Extracted records:

- - -

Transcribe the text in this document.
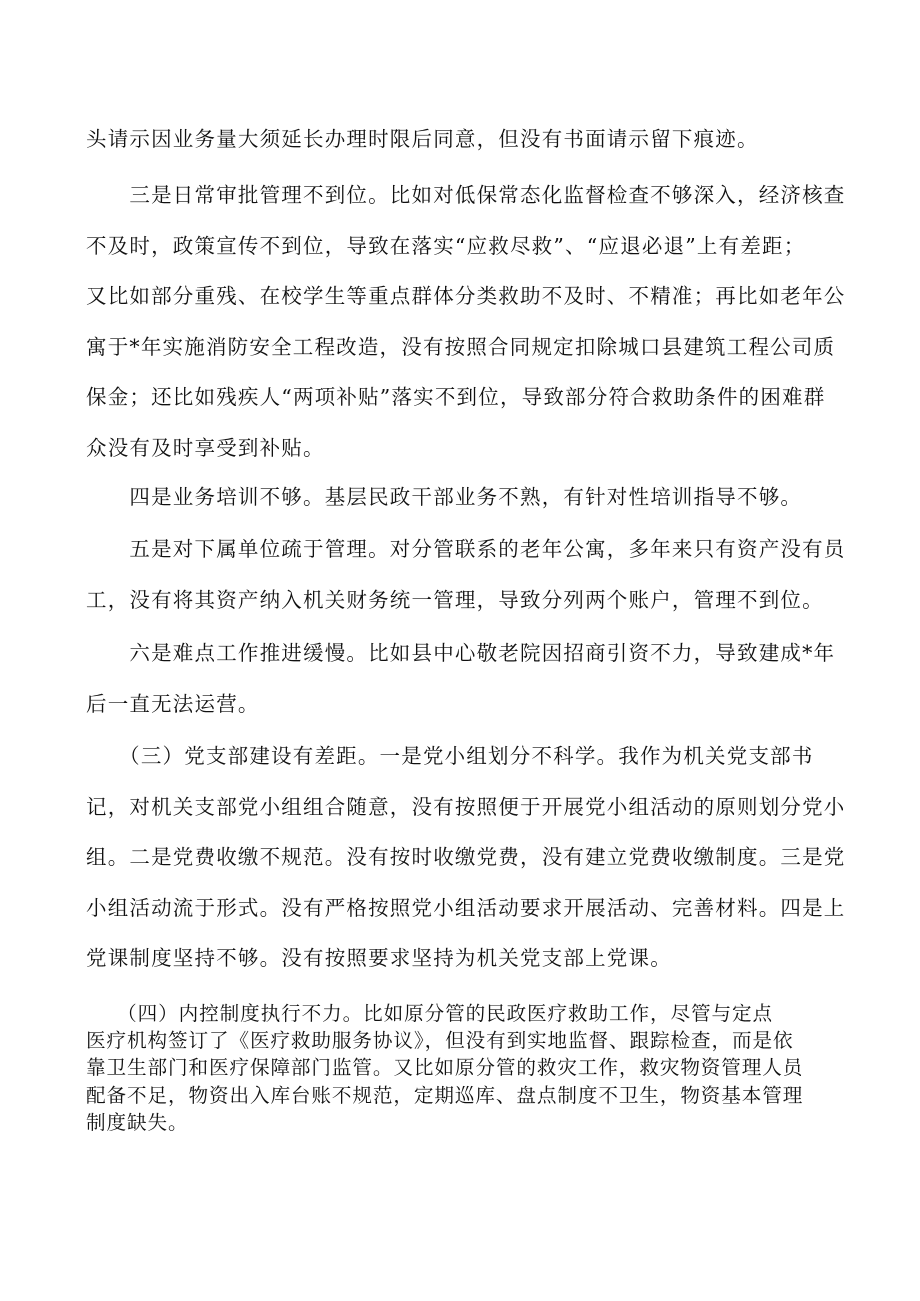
头请示因业务量大须延长办理时限后同意，但没有书面请示留下痕迹。
　　三是日常审批管理不到位。比如对低保常态化监督检查不够深入，经济核查
不及时，政策宣传不到位，导致在落实“应救尽救”、“应退必退”上有差距；
又比如部分重残、在校学生等重点群体分类救助不及时、不精准；再比如老年公
寓于*年实施消防安全工程改造，没有按照合同规定扣除城口县建筑工程公司质
保金；还比如残疾人“两项补贴”落实不到位，导致部分符合救助条件的困难群
众没有及时享受到补贴。
　　四是业务培训不够。基层民政干部业务不熟，有针对性培训指导不够。
　　五是对下属单位疏于管理。对分管联系的老年公寓，多年来只有资产没有员
工，没有将其资产纳入机关财务统一管理，导致分列两个账户，管理不到位。
　　六是难点工作推进缓慢。比如县中心敬老院因招商引资不力，导致建成*年
后一直无法运营。
　　（三）党支部建设有差距。一是党小组划分不科学。我作为机关党支部书
记，对机关支部党小组组合随意，没有按照便于开展党小组活动的原则划分党小
组。二是党费收缴不规范。没有按时收缴党费，没有建立党费收缴制度。三是党
小组活动流于形式。没有严格按照党小组活动要求开展活动、完善材料。四是上
党课制度坚持不够。没有按照要求坚持为机关党支部上党课。
　　（四）内控制度执行不力。比如原分管的民政医疗救助工作，尽管与定点
医疗机构签订了《医疗救助服务协议》，但没有到实地监督、跟踪检查，而是依
靠卫生部门和医疗保障部门监管。又比如原分管的救灾工作，救灾物资管理人员
配备不足，物资出入库台账不规范，定期巡库、盘点制度不卫生，物资基本管理
制度缺失。
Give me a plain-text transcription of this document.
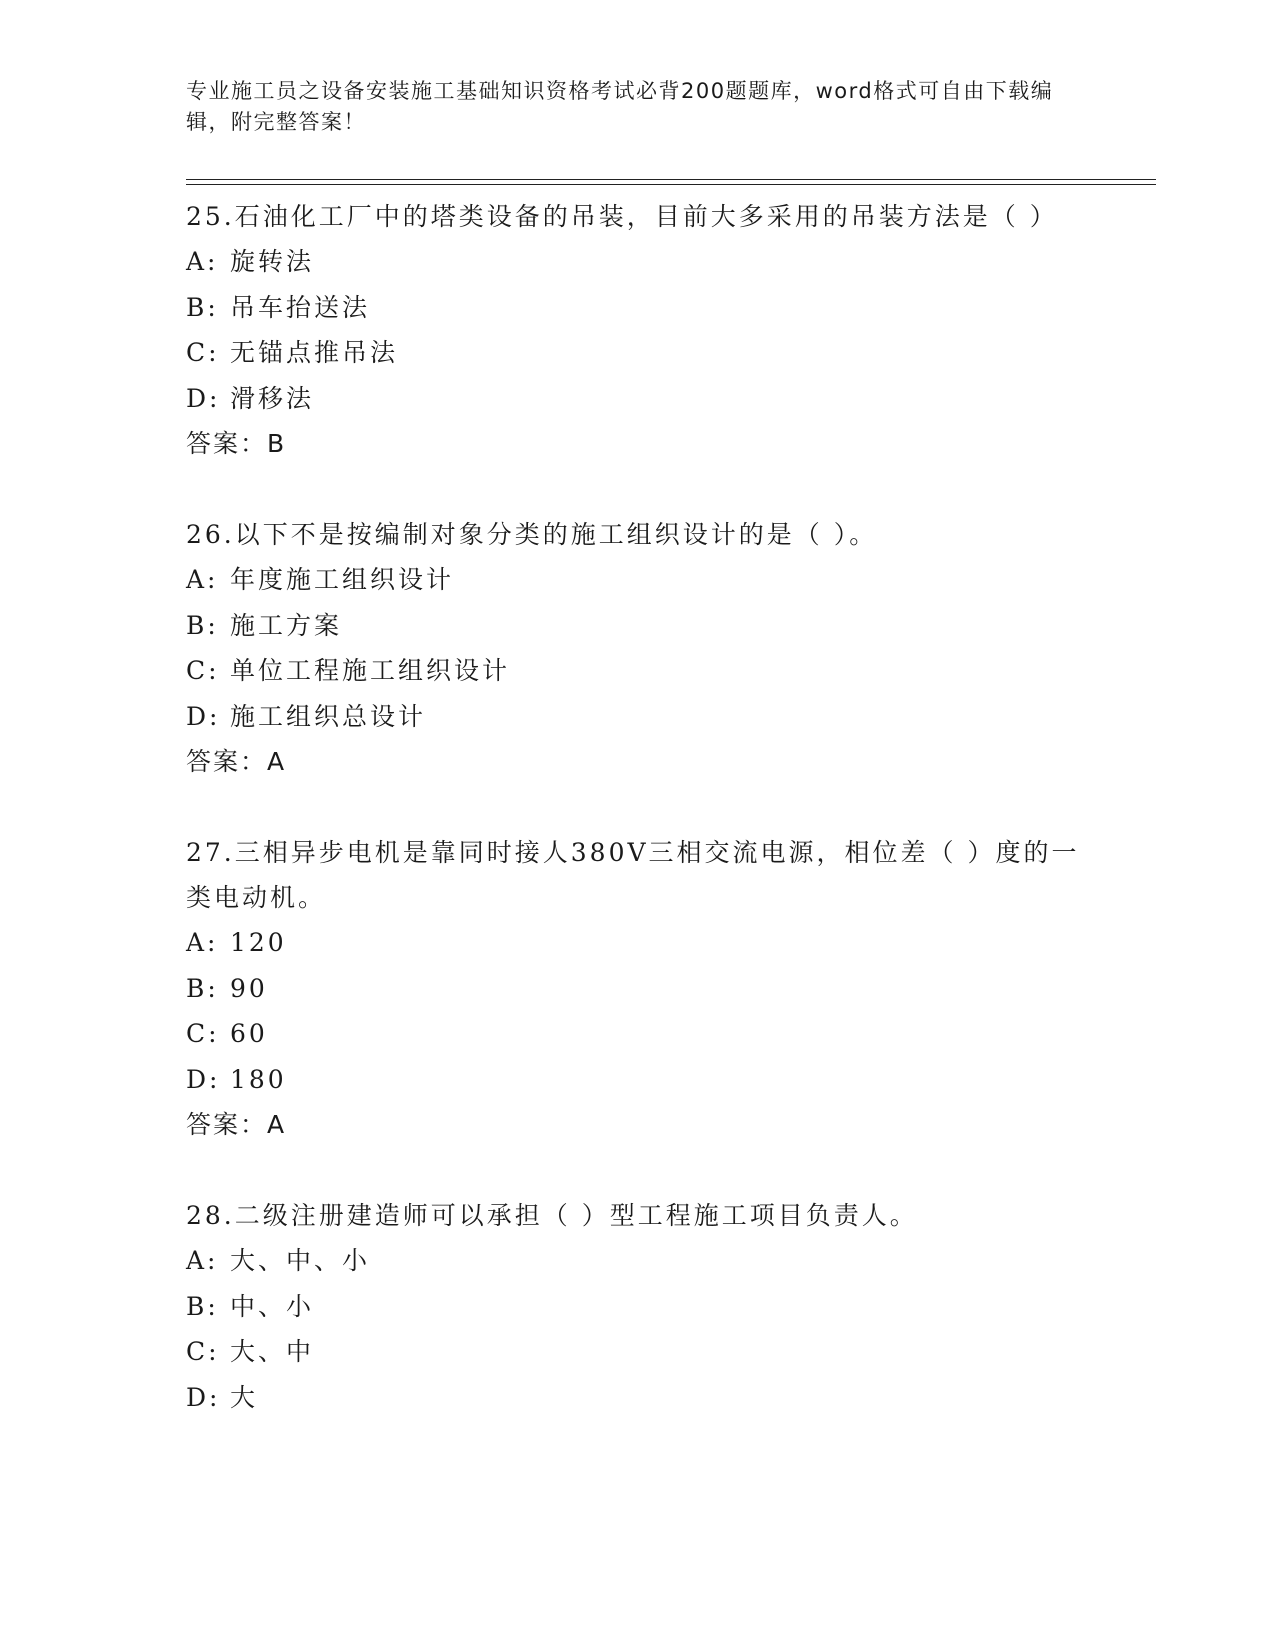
专业施工员之设备安装施工基础知识资格考试必背200题题库，word格式可自由下载编辑，附完整答案！

25.石油化工厂中的塔类设备的吊装，目前大多采用的吊装方法是（ ）

A: 旋转法

B: 吊车抬送法

C: 无锚点推吊法

D: 滑移法

答案：B

26.以下不是按编制对象分类的施工组织设计的是（ ）。

A: 年度施工组织设计

B: 施工方案

C: 单位工程施工组织设计

D: 施工组织总设计

答案：A

27.三相异步电机是靠同时接人380V三相交流电源，相位差（ ）度的一类电动机。

A: 120

B: 90

C: 60

D: 180

答案：A

28.二级注册建造师可以承担（ ）型工程施工项目负责人。

A: 大、中、小

B: 中、小

C: 大、中

D: 大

- - -

Task: Write out only the lines from the line containing "Give me a plain-text" through the end of the material above, both end lines included. Pictures are not written out.

Correct answer:
Give me a plain-text transcription of this document.
专业施工员之设备安装施工基础知识资格考试必背200题题库，word格式可自由下载编辑，附完整答案！

25.石油化工厂中的塔类设备的吊装，目前大多采用的吊装方法是（ ）

A: 旋转法

B: 吊车抬送法

C: 无锚点推吊法

D: 滑移法

答案：B

26.以下不是按编制对象分类的施工组织设计的是（ ）。

A: 年度施工组织设计

B: 施工方案

C: 单位工程施工组织设计

D: 施工组织总设计

答案：A

27.三相异步电机是靠同时接人380V三相交流电源，相位差（ ）度的一类电动机。

A: 120

B: 90

C: 60

D: 180

答案：A

28.二级注册建造师可以承担（ ）型工程施工项目负责人。

A: 大、中、小

B: 中、小

C: 大、中

D: 大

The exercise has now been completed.